• **WRITTEN TASK**:
Single out the lines that include the word "Кыҙғылтырак". Copy them.

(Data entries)
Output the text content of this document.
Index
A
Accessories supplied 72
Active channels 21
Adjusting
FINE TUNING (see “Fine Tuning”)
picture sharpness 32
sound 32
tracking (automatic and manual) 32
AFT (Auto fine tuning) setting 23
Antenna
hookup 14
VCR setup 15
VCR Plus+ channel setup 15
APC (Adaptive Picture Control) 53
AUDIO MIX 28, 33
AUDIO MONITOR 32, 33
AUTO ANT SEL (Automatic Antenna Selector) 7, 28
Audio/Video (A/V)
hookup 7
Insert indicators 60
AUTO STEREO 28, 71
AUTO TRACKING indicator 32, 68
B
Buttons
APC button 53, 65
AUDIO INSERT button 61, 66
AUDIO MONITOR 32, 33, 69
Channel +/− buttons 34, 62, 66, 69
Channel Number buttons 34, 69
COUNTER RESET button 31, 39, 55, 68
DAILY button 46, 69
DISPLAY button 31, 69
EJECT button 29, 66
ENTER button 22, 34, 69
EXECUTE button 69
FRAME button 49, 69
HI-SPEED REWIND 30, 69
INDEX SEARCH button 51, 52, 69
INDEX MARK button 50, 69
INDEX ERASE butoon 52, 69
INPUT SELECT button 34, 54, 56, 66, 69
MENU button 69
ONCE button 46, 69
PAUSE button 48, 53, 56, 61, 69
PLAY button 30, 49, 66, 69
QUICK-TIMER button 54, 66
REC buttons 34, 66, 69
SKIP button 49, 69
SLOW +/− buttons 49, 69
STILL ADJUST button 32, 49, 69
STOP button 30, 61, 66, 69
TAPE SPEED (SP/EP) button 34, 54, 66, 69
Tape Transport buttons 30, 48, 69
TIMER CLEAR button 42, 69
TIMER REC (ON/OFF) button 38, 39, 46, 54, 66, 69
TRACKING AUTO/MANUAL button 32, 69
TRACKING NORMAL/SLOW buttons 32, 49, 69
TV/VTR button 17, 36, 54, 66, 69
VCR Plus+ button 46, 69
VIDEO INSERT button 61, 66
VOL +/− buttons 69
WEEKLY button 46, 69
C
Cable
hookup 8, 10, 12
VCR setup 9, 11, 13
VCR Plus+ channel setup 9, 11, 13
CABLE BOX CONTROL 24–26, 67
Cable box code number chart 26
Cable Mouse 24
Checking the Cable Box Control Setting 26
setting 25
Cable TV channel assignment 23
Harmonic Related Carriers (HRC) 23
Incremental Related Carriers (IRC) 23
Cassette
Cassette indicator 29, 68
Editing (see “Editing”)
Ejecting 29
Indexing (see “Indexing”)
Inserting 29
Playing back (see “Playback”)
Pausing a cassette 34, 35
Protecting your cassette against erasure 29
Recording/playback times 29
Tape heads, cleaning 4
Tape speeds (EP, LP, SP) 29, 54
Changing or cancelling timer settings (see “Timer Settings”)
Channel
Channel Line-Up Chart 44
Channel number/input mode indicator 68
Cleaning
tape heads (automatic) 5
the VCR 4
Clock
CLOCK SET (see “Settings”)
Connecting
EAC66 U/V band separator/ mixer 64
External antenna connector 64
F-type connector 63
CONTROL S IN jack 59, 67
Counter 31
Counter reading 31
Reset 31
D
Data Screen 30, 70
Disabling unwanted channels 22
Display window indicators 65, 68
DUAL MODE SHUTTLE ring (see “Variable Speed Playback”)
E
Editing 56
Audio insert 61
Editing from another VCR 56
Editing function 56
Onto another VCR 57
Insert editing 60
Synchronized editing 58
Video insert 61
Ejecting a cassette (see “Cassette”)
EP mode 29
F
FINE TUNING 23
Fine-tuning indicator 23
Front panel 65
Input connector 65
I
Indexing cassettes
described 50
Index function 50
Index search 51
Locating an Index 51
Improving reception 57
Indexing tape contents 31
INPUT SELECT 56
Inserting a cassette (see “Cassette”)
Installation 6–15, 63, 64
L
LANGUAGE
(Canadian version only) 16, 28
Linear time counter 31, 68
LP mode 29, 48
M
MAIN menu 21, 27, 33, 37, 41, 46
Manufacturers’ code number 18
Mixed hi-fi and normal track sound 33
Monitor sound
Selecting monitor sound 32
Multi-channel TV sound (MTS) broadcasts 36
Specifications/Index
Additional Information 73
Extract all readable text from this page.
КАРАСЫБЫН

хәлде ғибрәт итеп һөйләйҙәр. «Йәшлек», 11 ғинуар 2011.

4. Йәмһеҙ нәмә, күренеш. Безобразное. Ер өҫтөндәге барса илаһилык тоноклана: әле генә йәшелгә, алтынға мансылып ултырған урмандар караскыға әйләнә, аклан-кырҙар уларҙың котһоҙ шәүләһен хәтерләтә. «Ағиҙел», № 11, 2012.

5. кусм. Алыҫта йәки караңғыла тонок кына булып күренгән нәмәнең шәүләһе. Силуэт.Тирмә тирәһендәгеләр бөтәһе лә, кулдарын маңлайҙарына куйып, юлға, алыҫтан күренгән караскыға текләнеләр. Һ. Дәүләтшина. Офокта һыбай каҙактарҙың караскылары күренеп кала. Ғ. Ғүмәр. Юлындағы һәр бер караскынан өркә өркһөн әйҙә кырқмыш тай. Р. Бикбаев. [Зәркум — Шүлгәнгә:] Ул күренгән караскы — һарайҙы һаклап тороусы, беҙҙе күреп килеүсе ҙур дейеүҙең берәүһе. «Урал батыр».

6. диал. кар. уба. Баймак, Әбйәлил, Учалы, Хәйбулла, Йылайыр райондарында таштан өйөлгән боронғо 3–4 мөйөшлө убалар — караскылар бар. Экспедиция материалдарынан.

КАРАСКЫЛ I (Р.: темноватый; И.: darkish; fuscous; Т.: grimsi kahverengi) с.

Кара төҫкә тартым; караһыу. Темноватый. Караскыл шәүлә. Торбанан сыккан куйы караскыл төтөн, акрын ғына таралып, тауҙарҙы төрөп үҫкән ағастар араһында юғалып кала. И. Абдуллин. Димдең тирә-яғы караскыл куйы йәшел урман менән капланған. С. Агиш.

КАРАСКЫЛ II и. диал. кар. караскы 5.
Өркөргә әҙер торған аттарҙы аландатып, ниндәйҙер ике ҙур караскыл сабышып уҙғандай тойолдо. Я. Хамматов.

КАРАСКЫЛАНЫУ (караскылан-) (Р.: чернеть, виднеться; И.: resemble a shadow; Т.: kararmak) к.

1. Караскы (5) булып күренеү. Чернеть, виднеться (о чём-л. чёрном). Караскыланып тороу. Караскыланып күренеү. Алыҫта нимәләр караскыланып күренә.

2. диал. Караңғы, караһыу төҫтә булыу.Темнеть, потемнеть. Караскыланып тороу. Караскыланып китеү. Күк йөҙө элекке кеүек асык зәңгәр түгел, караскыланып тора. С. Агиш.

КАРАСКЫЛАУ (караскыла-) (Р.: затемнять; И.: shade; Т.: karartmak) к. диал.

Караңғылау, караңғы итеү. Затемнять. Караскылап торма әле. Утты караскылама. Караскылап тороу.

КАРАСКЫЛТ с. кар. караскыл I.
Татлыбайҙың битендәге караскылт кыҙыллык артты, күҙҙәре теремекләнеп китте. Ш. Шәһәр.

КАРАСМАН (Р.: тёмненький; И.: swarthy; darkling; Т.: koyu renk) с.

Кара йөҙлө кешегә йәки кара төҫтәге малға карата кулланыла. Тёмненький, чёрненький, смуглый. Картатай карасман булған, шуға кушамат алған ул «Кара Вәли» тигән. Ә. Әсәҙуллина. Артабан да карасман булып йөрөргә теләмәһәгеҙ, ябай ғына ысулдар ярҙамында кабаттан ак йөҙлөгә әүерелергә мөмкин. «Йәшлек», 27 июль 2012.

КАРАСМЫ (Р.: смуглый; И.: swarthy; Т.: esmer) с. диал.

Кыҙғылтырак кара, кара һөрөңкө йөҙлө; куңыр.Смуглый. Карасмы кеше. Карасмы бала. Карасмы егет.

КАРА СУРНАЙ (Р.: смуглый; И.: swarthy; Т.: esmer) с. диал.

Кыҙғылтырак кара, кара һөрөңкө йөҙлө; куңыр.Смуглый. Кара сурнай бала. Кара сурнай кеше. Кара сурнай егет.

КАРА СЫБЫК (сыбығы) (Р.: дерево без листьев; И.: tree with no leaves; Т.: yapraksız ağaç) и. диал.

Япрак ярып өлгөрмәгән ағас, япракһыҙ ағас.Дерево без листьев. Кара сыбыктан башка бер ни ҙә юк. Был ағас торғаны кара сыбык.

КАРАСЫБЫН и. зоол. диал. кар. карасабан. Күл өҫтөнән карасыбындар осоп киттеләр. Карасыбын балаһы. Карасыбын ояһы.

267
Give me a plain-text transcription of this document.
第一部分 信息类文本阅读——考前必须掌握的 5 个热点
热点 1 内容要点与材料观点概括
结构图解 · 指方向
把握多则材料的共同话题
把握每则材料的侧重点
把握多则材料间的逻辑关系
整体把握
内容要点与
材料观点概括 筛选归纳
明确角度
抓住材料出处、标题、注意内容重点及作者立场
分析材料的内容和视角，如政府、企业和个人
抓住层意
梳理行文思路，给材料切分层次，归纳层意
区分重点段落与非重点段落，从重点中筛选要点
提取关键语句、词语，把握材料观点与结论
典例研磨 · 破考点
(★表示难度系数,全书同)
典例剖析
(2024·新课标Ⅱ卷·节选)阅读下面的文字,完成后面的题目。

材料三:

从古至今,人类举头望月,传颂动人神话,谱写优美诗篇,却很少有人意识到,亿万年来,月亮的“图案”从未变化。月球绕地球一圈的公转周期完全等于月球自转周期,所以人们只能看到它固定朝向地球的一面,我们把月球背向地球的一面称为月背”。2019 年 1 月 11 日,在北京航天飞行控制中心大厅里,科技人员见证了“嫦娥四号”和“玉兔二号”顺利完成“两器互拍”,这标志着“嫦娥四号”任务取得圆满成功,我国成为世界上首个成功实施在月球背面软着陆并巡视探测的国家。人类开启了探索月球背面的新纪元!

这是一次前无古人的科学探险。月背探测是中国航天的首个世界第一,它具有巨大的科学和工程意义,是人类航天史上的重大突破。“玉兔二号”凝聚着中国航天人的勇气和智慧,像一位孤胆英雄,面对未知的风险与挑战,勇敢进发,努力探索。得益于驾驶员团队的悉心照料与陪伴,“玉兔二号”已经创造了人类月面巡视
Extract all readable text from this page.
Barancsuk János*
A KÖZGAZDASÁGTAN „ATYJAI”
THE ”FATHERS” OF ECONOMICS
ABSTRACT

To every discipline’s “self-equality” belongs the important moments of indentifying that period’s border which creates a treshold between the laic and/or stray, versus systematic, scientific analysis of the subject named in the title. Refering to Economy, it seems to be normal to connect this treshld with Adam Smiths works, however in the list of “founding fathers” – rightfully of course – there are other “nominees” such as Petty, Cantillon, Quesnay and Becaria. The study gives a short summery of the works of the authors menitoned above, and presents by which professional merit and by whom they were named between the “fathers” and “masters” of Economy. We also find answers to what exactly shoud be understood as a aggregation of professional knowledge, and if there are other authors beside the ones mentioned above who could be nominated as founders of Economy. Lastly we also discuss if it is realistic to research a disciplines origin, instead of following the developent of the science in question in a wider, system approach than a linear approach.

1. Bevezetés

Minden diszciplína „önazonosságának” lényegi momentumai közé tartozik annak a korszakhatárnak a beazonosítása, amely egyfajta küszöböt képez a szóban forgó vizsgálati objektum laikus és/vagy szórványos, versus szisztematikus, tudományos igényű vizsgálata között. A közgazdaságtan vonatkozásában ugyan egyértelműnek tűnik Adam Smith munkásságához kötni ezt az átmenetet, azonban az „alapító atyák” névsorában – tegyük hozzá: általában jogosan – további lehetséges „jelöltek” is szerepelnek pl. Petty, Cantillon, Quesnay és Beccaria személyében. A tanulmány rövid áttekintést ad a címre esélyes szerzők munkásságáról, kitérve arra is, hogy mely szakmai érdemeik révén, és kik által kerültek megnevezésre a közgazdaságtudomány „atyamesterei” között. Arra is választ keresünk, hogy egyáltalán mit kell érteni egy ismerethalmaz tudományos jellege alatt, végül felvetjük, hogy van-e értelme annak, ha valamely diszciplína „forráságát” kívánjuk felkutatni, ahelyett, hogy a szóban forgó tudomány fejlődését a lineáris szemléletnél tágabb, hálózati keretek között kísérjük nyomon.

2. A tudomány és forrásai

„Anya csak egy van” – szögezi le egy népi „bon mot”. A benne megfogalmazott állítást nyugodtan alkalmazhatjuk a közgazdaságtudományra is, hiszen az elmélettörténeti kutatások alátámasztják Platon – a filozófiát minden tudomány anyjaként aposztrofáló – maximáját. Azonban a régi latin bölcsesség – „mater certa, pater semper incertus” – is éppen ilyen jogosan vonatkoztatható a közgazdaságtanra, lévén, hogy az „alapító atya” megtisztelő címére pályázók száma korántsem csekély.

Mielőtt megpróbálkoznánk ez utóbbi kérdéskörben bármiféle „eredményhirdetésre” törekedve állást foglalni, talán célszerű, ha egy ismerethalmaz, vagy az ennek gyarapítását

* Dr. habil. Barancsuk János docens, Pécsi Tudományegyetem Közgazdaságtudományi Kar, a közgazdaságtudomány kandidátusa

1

• **SOLUTION TO THIS PROBLEM**:
Кыҙғылтырак кара, кара һөрөңкө йөҙлө; куңыр.Смуглый. Карасмы кеше. Карасмы бала. Карасмы егет.
Кыҙғылтырак кара, кара һөрөңкө йөҙлө; куңыр.Смуглый. Кара сурнай бала. Кара сурнай кеше. Кара сурнай егет.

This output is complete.